──────── Supplied material

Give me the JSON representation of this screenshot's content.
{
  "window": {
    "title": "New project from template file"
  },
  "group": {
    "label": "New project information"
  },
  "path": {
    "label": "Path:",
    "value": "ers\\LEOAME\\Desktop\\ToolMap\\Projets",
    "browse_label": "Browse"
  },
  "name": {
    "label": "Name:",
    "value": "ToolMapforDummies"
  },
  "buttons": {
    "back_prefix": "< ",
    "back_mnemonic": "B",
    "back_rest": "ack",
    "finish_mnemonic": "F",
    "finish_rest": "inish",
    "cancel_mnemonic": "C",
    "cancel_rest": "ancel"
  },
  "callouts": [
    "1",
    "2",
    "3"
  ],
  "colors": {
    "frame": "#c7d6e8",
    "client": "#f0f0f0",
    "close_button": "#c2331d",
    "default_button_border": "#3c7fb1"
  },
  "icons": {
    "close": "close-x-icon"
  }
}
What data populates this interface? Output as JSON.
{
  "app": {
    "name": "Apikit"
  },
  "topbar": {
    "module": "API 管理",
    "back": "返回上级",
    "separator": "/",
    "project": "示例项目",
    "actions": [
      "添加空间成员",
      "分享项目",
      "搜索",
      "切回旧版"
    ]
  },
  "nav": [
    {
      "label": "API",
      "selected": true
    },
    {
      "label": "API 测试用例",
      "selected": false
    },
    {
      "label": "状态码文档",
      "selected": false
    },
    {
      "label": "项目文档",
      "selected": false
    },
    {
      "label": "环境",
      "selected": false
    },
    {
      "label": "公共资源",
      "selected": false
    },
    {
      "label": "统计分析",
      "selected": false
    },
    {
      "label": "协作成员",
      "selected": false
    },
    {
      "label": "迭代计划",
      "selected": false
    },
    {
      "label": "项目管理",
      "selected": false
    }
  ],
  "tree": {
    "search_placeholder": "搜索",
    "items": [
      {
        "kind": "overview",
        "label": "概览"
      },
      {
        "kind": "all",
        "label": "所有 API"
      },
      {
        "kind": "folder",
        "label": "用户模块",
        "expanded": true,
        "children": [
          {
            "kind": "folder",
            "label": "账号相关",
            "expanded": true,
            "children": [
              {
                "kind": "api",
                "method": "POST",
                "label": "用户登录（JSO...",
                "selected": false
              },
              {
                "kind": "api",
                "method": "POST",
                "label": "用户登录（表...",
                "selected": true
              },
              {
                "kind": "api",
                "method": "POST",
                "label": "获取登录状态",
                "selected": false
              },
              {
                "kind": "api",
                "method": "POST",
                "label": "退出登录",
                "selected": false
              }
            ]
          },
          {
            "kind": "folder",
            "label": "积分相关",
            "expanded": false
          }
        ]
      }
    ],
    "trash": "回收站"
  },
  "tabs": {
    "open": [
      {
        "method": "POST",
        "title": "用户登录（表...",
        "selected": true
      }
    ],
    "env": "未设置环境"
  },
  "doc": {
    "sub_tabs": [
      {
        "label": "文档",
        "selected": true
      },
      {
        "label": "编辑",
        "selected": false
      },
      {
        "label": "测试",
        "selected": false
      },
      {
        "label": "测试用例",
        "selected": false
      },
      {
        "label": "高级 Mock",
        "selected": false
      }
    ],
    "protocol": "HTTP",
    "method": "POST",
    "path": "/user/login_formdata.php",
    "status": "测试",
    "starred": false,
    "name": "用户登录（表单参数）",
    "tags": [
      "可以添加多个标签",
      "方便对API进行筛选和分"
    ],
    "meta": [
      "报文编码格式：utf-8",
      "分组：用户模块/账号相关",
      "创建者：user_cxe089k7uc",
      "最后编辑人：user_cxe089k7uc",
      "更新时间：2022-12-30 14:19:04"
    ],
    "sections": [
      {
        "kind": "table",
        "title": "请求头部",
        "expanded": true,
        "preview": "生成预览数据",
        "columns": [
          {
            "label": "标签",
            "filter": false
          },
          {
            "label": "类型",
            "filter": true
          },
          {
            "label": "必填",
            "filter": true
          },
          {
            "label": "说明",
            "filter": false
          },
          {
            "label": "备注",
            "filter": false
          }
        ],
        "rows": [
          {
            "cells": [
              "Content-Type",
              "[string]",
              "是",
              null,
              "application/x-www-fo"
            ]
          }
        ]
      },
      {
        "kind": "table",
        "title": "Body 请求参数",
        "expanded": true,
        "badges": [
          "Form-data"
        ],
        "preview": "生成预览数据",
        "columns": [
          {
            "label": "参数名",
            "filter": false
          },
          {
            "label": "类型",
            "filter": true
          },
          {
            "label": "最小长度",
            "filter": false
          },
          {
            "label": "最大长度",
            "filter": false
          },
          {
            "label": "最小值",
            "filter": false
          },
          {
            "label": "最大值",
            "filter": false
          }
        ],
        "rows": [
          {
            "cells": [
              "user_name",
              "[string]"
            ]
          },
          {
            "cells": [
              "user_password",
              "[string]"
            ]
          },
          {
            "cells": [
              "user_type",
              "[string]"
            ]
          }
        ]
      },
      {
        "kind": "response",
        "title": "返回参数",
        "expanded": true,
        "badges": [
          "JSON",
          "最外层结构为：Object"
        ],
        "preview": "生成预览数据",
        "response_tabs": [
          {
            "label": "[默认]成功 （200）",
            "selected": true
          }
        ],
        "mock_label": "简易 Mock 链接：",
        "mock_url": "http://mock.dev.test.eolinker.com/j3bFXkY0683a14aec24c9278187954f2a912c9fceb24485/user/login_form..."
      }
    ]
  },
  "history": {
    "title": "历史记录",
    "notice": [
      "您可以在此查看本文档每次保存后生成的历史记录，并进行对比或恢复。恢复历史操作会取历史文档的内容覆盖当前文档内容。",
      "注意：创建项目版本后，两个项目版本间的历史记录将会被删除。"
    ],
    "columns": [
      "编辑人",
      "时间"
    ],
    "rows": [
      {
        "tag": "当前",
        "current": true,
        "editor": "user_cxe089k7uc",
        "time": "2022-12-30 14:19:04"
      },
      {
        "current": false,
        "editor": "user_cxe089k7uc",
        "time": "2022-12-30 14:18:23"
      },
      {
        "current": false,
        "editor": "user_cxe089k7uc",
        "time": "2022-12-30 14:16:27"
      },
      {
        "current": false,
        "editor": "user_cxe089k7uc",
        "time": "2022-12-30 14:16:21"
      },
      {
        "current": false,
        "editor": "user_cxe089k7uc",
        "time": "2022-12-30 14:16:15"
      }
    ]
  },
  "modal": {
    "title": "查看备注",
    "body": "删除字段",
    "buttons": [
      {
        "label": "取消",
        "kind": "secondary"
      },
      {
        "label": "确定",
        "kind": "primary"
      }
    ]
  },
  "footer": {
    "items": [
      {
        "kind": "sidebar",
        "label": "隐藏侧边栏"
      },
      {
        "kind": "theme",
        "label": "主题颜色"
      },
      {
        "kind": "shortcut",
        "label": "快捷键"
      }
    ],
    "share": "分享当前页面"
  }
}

────────────────

**Work required**
Look for lines containing the string "title" and copy them all.

**Answer to the task**
    "title": "New project from template file"
        "title": "用户登录（表...",
        "title": "请求头部",
        "title": "Body 请求参数",
        "title": "返回参数",
    "title": "历史记录",
    "title": "查看备注",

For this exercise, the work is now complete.